PROBLEM DESCRIPTION :: Determine the number of lines containing the word "this", and state that figure alone.
===
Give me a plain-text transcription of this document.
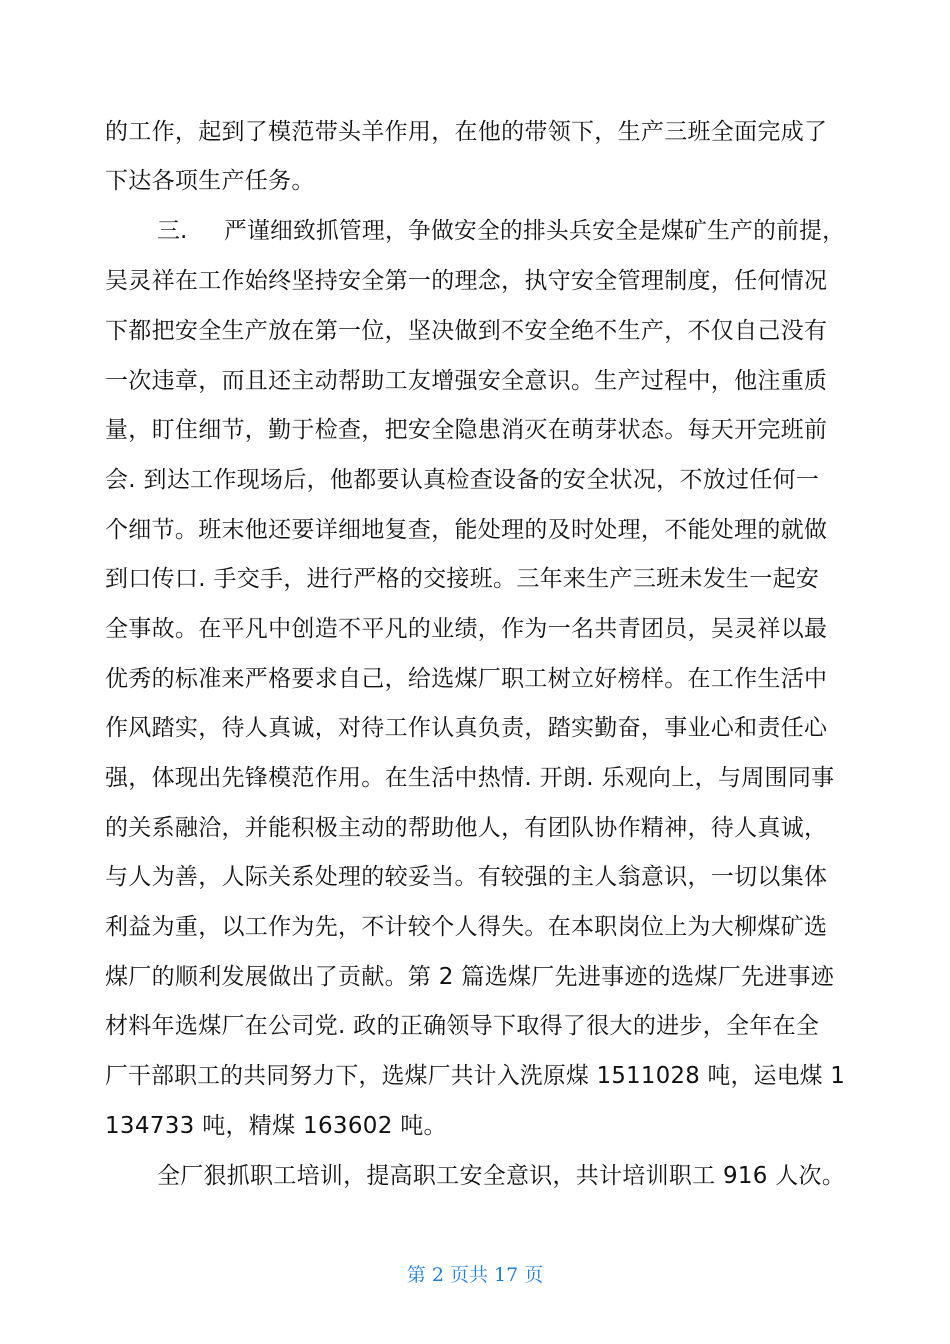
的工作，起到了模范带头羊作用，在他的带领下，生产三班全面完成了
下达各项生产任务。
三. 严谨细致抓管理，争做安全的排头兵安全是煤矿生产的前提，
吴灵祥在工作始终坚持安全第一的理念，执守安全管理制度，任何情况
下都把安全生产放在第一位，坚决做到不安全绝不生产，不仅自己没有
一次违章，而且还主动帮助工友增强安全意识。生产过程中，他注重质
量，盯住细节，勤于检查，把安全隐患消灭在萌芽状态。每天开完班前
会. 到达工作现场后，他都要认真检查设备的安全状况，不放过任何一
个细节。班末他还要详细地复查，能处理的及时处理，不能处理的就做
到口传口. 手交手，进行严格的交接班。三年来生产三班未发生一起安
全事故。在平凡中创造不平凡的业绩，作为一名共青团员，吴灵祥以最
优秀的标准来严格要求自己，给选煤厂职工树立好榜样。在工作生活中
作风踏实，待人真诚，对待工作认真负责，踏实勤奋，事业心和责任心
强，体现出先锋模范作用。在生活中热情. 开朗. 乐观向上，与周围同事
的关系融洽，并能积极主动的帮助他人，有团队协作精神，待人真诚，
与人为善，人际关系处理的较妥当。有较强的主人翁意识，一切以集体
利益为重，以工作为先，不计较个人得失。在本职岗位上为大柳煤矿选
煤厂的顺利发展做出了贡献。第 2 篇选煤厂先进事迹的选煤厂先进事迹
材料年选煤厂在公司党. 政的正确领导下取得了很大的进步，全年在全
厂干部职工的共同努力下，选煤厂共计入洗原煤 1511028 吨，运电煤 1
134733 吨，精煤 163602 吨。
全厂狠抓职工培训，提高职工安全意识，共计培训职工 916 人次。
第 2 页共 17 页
===
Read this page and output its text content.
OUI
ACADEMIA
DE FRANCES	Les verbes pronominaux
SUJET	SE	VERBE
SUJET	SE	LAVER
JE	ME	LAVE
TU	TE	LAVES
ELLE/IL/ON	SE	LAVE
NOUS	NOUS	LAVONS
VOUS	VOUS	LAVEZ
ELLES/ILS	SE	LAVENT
===
WRITTEN REPLY :: 2